### Data for this task

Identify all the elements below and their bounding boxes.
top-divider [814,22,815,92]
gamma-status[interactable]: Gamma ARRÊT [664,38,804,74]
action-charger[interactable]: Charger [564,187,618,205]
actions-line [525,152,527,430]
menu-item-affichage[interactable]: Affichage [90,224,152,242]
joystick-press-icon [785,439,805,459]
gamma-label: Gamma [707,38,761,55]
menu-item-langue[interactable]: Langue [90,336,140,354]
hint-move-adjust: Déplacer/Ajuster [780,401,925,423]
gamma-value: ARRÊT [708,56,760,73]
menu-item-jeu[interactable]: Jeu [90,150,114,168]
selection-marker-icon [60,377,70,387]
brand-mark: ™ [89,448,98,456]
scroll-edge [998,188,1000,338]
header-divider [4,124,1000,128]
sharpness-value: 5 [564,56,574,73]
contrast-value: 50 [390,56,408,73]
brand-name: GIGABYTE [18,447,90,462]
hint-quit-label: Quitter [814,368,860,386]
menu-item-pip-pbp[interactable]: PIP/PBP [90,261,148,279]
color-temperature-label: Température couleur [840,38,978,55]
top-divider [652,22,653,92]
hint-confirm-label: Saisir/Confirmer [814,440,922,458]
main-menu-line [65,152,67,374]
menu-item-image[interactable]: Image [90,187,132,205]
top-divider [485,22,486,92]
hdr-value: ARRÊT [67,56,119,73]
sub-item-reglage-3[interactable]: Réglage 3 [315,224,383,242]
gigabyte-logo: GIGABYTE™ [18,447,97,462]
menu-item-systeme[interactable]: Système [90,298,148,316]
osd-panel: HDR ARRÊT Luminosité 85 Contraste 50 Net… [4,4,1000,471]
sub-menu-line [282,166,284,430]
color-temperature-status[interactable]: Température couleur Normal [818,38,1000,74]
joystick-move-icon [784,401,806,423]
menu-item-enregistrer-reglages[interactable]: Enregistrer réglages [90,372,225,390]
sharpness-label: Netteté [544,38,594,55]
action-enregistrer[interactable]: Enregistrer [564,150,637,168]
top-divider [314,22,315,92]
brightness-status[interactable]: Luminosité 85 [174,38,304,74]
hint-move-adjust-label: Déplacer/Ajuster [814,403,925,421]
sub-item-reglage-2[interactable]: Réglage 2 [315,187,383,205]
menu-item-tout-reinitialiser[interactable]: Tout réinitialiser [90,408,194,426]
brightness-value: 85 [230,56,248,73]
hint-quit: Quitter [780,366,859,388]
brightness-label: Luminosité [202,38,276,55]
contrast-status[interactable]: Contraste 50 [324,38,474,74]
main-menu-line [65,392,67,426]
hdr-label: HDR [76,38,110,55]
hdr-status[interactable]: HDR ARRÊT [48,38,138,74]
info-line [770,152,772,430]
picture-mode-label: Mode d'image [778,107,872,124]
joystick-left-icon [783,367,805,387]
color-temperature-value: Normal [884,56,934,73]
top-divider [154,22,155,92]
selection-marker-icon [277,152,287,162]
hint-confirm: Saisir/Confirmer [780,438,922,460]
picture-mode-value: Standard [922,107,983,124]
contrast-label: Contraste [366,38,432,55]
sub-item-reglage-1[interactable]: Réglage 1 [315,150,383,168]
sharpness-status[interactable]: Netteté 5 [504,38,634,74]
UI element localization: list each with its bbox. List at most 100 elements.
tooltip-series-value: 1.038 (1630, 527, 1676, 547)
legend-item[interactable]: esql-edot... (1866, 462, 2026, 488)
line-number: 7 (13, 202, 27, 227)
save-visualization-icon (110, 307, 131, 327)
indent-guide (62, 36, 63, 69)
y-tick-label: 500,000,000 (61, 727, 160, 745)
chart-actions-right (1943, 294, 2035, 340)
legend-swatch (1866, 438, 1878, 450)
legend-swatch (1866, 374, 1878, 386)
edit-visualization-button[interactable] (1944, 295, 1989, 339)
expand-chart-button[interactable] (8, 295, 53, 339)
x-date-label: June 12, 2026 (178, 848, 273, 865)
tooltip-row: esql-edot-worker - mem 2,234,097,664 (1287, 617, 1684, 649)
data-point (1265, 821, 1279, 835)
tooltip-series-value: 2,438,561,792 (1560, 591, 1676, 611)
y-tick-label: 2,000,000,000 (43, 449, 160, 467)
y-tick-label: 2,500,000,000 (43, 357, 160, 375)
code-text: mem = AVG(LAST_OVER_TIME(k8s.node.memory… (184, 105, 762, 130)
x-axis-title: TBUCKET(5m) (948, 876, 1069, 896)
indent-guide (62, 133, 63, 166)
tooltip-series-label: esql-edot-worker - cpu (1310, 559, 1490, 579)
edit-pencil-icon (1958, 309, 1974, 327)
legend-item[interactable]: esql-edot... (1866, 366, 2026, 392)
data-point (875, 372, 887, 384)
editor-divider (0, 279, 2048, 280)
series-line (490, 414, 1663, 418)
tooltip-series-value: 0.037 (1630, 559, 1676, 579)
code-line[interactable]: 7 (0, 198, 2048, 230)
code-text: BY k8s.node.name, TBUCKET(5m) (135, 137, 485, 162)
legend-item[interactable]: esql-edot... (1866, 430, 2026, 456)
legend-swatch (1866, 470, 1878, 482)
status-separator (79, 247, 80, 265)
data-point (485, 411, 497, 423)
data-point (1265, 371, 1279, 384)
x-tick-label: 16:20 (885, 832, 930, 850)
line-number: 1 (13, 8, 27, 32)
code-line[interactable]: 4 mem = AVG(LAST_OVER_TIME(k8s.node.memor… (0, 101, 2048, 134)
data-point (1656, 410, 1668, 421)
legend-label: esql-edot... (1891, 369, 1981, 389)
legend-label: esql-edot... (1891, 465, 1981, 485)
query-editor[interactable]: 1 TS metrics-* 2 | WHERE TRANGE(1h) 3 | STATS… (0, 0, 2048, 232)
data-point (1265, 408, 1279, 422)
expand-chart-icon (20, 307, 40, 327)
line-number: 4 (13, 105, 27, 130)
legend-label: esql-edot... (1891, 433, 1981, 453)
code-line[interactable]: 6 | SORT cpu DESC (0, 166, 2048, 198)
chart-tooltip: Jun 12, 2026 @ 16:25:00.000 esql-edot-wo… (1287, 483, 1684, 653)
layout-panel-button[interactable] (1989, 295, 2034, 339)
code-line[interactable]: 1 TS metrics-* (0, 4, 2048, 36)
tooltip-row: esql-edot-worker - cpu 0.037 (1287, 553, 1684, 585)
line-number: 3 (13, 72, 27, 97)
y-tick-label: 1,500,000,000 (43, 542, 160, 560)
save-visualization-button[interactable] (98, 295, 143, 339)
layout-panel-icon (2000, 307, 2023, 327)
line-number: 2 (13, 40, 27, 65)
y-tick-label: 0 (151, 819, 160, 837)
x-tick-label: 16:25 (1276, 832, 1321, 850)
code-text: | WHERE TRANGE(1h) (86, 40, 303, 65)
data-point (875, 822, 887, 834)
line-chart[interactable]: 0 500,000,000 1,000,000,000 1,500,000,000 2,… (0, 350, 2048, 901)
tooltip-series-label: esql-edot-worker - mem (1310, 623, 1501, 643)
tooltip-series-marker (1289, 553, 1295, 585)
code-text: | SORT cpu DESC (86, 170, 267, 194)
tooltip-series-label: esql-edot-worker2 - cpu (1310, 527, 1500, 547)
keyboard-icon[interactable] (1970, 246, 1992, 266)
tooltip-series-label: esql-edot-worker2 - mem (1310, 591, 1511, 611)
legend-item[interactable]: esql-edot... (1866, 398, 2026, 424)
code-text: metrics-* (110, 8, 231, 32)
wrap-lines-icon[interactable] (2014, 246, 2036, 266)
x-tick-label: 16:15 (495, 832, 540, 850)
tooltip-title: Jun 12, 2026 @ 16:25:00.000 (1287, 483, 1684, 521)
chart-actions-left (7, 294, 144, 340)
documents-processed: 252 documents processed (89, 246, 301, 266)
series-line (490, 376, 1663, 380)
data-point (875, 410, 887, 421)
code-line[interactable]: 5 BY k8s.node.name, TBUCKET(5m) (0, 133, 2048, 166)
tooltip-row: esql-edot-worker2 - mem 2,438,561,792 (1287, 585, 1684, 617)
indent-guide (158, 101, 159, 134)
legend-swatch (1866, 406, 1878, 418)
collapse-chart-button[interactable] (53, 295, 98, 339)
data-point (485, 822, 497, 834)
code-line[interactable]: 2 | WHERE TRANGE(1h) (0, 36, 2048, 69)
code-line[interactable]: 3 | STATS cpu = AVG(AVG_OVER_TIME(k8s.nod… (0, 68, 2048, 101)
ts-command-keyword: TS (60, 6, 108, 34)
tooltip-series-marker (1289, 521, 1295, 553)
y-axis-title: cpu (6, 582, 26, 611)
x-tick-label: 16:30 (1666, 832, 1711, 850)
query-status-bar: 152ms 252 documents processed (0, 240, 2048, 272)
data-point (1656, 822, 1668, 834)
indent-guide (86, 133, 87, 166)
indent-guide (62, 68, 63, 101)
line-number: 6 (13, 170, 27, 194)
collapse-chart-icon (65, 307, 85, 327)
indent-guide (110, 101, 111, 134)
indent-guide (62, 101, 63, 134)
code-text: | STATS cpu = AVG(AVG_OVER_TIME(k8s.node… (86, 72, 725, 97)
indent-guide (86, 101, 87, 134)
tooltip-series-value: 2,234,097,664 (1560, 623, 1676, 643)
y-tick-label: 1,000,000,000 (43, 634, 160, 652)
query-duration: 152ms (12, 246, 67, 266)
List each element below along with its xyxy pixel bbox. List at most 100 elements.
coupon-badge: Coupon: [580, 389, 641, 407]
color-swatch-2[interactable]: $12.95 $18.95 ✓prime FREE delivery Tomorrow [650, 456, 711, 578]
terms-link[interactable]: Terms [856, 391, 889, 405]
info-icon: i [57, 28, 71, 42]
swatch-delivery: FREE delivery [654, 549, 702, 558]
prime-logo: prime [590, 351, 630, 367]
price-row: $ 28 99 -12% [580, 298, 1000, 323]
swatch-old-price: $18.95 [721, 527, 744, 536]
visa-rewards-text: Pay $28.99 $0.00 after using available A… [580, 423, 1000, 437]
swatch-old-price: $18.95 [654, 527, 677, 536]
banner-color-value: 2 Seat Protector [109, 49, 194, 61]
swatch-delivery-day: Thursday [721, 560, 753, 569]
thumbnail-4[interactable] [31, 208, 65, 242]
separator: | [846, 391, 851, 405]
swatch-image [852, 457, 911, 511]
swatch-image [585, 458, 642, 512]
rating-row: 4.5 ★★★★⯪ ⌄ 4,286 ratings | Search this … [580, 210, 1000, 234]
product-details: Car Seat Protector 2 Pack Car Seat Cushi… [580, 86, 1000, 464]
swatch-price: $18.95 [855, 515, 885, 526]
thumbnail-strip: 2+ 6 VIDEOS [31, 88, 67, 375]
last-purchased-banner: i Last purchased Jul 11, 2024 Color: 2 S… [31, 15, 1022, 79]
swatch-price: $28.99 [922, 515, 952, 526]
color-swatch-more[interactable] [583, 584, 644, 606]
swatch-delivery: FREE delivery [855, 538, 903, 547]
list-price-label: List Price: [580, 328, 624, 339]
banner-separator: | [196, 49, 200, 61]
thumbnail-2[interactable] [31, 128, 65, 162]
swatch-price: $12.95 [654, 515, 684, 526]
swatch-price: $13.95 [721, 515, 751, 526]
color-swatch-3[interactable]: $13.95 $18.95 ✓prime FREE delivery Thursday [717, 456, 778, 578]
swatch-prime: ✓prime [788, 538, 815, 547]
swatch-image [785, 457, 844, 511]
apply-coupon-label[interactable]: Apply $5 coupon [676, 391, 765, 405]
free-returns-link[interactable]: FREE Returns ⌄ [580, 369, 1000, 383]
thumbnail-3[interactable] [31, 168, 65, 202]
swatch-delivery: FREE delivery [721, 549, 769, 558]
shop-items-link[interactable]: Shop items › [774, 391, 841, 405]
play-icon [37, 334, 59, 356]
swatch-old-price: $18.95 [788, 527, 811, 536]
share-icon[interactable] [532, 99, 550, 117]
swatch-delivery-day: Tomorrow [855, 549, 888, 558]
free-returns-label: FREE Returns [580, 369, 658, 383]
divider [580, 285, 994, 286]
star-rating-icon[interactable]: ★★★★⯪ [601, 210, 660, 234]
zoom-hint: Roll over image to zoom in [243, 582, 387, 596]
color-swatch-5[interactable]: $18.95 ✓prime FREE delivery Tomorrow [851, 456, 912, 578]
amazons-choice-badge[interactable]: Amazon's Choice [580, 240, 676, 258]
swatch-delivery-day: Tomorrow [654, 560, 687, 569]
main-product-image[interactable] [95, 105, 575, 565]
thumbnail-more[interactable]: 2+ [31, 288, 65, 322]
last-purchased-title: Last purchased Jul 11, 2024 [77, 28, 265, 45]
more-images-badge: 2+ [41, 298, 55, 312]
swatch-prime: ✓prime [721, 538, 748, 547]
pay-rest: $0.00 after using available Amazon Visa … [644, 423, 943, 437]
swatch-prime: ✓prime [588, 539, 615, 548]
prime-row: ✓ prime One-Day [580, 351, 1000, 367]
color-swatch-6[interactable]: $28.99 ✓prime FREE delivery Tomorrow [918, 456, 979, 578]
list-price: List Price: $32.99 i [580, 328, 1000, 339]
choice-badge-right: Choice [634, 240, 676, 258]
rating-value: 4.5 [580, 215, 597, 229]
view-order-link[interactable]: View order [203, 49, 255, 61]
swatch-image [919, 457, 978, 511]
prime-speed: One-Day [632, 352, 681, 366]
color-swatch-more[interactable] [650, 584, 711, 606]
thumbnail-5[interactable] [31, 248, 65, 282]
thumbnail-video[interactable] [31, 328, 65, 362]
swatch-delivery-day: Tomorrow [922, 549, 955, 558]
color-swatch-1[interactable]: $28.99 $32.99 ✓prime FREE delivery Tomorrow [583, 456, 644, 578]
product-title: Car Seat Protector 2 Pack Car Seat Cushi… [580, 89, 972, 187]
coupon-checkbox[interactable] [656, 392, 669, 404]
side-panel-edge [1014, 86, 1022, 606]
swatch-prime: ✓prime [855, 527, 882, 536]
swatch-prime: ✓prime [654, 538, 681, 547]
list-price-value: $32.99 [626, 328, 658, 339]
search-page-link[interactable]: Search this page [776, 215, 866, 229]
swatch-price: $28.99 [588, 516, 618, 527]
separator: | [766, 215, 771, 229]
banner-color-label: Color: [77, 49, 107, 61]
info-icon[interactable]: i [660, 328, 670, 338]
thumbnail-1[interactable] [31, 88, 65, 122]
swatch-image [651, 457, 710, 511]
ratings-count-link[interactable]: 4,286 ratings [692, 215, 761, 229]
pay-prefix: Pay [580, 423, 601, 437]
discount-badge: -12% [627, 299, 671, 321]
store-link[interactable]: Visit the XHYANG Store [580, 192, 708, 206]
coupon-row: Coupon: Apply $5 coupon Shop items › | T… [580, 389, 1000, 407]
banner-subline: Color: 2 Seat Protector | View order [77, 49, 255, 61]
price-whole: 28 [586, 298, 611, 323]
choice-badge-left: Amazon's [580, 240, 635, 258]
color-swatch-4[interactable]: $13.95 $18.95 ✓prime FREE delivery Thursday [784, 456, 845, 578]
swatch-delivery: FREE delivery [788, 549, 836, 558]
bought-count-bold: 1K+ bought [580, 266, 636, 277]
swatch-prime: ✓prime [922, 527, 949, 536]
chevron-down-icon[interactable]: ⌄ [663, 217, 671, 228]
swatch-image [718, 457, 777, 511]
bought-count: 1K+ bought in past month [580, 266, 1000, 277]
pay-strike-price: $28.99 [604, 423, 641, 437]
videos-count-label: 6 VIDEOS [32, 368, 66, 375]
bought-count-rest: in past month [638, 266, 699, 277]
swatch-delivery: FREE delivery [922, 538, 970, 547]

######

Can you lay out the lines from the very start of the listing through the line containing "gamma-label: Gamma [707,38,761,55]", with both of those lines included, as a numbered list that skips any blank lines?

1. Identify all the elements below and their bounding boxes.
2. top-divider [814,22,815,92]
3. gamma-status[interactable]: Gamma ARRÊT [664,38,804,74]
4. action-charger[interactable]: Charger [564,187,618,205]
5. actions-line [525,152,527,430]
6. menu-item-affichage[interactable]: Affichage [90,224,152,242]
7. joystick-press-icon [785,439,805,459]
8. gamma-label: Gamma [707,38,761,55]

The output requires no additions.